◆ **本文**

»»

ロシアでは2017年、SNS上に「青いクジラ」を名乗る自殺グループ, が出現し、大人のモデレーターの圧力を受けて子ども、ティーンエージャーらが危険で自分に害を及ぼす行為を次々と行い、自殺にまで至った。こうした集団は活動が禁じられ、自殺傾向に対する法規制が強化されたものの、結局は予防措置を講じなければ自殺は無くならないことがはっきりした。


自殺を止めたい 私には何ができるか

人生で辛い状況に置かれている場合、電話で専門家と相談ができるホットラインが存在するが、私たちだって自分の知り合いや周囲に普段とは違う行動をとりはじめる人がいたら、その人の生活や健康状態を心配するだろう。そんな人に「自殺を考えているんじゃないだろうね?」と尋ねた場合、そんなことなど考えたこともない人まで本当に自殺へ後押ししてしまうのではないかと思いがちだが、実際の調査ではこれとは別の結果が出た。WHOの専門家らは自殺を考えているのではと疑念がわいた場合は、その問いを実際に発するように進言している。

米国立精神衛生研究所(NIMH) は周囲に次に列挙したいくつかの兆候が見られる人がいる場合、細心の注意を怠らないよう呼び掛けている。

  • 仕事を急いで片付けようとしたり、遺書を書いたり、金目のものを分け与えはじめる
  • 薬をため込む、あるいは武器を購入する
  • 神経をいら立たせている、心配を抱えているように見える
  • 知り合いを避け、閉じこもる
  • 感情の起伏が大きい

近しい人が辛い思いをしているならばその人に話しかけ、気分をたずね、自分がその人の立場にたって世界を見ることが必要だ。そしてその人に自殺は問題を解決する最良の方法ではないことを一生懸命伝える。その上で医者に行くようすすめ、その人に合う専門家を一緒に見つけてあげることが大きな助けになるだろう。

««

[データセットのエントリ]

»»

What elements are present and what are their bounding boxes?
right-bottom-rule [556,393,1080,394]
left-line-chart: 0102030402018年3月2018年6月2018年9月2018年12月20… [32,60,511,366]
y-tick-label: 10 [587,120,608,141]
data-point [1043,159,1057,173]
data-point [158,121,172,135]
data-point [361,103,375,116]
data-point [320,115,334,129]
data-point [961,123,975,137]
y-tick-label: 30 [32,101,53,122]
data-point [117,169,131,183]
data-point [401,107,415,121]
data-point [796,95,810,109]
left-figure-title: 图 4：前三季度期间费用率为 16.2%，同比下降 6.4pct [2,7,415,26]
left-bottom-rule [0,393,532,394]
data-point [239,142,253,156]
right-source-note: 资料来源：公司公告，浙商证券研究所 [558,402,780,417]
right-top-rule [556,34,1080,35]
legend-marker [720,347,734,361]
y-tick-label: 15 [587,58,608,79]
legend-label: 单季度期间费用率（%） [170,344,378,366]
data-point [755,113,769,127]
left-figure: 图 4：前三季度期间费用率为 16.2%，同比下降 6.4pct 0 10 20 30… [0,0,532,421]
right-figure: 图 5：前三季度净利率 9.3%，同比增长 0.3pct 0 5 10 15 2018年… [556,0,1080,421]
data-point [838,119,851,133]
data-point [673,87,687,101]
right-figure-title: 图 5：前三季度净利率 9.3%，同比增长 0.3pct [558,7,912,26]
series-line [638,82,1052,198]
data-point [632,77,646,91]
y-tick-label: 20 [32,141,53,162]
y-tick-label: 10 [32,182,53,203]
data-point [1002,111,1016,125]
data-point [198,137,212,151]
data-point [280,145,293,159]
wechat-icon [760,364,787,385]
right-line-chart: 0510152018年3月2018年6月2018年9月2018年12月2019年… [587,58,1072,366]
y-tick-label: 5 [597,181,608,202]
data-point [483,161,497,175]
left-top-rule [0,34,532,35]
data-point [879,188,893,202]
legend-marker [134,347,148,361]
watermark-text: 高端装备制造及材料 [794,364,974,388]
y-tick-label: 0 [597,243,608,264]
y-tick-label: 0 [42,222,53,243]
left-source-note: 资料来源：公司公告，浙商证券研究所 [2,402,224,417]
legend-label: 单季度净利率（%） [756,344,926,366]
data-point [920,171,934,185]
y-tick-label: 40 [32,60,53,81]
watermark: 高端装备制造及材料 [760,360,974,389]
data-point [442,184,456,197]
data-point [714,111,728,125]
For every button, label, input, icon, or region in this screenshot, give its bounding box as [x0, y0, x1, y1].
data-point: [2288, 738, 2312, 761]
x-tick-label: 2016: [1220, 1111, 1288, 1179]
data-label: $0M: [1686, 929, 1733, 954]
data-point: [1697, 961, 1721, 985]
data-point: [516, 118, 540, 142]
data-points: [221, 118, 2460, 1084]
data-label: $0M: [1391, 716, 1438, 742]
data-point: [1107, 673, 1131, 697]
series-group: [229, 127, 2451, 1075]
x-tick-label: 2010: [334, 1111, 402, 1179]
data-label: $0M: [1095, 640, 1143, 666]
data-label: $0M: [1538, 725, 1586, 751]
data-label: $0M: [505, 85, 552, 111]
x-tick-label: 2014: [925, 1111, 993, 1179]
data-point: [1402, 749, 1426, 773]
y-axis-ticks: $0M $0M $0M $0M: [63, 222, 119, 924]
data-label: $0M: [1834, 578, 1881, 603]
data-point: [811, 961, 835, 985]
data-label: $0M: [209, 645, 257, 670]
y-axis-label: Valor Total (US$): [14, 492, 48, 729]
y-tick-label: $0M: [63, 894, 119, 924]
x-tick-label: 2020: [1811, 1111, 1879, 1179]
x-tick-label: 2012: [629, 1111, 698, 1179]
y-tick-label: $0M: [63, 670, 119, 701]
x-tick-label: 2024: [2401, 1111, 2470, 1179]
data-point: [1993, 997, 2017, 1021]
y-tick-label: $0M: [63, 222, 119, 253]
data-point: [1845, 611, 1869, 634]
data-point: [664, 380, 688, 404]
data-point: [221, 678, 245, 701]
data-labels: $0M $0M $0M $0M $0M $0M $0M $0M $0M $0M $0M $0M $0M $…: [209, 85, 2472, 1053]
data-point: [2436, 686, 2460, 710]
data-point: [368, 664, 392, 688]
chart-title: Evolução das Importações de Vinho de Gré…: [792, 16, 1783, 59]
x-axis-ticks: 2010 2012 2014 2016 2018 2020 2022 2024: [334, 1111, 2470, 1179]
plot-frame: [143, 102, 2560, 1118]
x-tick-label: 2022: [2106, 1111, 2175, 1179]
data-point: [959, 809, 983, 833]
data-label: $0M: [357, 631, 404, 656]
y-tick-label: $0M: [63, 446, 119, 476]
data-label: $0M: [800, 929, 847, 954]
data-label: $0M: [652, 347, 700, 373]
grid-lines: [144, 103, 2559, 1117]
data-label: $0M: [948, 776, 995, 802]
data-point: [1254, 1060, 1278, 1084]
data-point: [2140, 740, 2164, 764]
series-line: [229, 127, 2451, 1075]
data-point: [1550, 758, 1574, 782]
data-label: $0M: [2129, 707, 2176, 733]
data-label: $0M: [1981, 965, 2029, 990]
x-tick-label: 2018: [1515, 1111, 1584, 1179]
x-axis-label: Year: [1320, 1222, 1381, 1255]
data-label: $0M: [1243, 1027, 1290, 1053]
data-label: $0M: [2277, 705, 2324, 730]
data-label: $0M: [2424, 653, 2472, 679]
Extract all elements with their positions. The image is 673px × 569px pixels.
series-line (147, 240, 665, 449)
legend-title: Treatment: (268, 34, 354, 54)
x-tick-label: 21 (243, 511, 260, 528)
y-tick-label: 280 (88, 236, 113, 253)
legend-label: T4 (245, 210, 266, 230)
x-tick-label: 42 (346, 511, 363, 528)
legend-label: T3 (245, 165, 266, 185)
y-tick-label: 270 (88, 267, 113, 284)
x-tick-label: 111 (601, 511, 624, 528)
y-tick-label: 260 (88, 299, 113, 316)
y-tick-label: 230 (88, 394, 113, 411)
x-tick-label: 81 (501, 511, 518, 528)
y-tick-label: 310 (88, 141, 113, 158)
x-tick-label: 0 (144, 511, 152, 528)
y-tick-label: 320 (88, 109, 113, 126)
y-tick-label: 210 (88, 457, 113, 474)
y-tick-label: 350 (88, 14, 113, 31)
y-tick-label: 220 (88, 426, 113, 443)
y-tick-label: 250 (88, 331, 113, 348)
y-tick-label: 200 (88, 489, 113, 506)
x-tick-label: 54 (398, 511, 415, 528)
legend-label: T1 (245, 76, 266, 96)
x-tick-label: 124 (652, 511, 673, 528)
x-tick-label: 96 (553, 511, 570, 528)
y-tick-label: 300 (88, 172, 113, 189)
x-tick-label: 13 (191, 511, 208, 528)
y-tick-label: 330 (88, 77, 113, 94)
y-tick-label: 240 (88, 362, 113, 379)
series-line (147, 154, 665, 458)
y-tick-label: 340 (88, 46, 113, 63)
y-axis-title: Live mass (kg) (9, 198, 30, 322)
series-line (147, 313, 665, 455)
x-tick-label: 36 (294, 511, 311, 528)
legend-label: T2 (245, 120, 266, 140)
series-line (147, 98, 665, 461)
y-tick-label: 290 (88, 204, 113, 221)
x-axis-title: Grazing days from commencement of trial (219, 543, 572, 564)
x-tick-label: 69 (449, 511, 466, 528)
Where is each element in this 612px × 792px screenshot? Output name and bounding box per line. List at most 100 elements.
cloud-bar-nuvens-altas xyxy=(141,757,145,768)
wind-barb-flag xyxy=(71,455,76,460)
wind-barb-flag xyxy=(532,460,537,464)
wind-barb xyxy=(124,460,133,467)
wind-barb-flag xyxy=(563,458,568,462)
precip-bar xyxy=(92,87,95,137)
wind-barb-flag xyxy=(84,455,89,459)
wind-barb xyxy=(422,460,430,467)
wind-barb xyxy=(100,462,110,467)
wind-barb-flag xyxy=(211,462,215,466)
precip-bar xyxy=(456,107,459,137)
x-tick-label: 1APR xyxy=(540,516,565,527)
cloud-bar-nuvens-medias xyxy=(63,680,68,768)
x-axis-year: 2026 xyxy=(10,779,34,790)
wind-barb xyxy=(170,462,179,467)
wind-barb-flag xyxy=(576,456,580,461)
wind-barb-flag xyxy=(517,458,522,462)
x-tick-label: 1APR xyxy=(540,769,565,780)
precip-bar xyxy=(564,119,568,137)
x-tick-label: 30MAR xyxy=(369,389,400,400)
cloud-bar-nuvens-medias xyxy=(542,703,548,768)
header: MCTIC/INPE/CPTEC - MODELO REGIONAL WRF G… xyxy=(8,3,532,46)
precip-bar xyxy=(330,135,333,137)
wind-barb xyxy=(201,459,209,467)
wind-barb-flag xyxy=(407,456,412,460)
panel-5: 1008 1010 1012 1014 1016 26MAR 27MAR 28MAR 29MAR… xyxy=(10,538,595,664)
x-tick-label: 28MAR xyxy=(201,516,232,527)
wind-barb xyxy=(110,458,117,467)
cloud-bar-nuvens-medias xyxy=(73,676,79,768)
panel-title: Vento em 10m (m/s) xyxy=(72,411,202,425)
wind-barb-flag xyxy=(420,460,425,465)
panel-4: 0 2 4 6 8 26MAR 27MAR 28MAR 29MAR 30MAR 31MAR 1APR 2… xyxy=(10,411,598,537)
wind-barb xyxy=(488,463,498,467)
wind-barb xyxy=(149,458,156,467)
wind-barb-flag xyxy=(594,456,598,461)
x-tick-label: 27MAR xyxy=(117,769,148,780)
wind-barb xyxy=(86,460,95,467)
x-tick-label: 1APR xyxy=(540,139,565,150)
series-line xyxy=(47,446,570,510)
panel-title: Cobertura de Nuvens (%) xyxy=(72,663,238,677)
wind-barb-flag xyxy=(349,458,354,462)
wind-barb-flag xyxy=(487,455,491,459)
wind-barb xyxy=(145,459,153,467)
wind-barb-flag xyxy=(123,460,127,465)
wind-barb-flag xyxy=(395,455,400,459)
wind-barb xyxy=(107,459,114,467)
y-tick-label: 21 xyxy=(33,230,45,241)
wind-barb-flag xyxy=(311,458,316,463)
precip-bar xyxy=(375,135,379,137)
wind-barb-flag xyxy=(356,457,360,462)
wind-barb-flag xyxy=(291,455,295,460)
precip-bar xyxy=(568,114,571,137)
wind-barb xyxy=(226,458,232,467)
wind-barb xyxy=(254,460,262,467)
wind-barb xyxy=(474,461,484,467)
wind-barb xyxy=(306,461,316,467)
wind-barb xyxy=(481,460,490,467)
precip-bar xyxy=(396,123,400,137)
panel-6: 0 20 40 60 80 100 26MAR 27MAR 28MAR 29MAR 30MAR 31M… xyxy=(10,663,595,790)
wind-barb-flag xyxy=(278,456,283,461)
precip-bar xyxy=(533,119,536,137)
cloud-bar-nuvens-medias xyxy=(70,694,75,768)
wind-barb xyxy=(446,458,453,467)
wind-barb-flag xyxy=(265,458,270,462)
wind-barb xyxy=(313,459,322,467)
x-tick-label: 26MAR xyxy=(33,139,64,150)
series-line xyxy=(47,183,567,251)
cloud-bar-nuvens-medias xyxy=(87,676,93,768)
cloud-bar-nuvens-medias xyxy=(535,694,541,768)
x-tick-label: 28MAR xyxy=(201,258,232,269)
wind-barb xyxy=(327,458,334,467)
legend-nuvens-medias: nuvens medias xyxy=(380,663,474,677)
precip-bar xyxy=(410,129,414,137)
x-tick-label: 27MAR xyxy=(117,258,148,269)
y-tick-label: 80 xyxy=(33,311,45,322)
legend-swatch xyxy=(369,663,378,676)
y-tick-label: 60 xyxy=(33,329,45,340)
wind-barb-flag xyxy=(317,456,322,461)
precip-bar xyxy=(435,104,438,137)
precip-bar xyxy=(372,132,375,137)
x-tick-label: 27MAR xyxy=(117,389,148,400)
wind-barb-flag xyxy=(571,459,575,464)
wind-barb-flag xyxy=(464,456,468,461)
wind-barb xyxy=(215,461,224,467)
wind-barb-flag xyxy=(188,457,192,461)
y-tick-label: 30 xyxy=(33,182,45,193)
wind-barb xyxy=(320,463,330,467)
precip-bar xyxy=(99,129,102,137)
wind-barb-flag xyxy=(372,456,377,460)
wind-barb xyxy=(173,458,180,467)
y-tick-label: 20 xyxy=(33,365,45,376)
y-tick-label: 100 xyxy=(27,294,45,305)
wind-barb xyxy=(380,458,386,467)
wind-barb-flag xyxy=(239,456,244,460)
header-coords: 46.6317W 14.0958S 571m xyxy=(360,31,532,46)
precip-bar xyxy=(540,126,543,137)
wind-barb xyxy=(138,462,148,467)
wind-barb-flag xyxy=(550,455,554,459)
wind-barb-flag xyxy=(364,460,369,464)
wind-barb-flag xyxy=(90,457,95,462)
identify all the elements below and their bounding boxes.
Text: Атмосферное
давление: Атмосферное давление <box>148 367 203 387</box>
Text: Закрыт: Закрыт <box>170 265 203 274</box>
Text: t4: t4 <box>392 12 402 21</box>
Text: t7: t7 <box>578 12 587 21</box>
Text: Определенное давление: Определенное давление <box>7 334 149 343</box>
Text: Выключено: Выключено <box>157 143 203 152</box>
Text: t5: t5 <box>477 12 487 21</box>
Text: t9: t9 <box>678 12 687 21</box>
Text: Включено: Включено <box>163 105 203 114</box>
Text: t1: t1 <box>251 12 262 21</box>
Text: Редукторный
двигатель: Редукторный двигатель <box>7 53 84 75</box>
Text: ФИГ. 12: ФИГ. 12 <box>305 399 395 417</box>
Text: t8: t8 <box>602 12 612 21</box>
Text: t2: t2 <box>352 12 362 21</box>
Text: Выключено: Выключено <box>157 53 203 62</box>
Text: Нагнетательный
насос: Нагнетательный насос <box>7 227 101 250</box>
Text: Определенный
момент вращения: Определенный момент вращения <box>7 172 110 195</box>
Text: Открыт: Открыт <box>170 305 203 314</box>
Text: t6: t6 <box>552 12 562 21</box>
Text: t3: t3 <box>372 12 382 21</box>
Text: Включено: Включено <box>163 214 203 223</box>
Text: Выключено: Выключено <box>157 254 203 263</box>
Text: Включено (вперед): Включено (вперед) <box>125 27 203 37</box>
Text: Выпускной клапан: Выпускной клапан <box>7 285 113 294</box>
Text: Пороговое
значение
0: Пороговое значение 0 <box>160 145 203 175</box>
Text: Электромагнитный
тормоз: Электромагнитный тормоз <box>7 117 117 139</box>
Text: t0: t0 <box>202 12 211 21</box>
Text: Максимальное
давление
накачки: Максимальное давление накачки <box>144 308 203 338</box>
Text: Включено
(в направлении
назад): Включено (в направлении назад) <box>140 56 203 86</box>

««

◆ **解くべき課題**
本文の内容を3文で要約してください。

◆ **課題への解答**
2017年のロシアでは、SNS上に現れた自殺グループ「青いクジラ」の圧力を受けて子どもやティーンエージャーが自殺にまで至りました。その後、集団の活動が禁じられ法規制も強化されましたが、予防措置を講じなければ自殺は無くならないことがはっきりしました。WHOの専門家らは自殺の疑念がわいたらその問いを実際に発するよう進言し、NIMHは遺書を書く、薬をため込む、閉じこもるといった兆候のある人に注意するよう呼び掛けており、辛い思いをしている近しい人には話しかけて自殺が最良の解決法ではないと伝え、医者をすすめて専門家を一緒に見つけることが大きな助けになるとされています。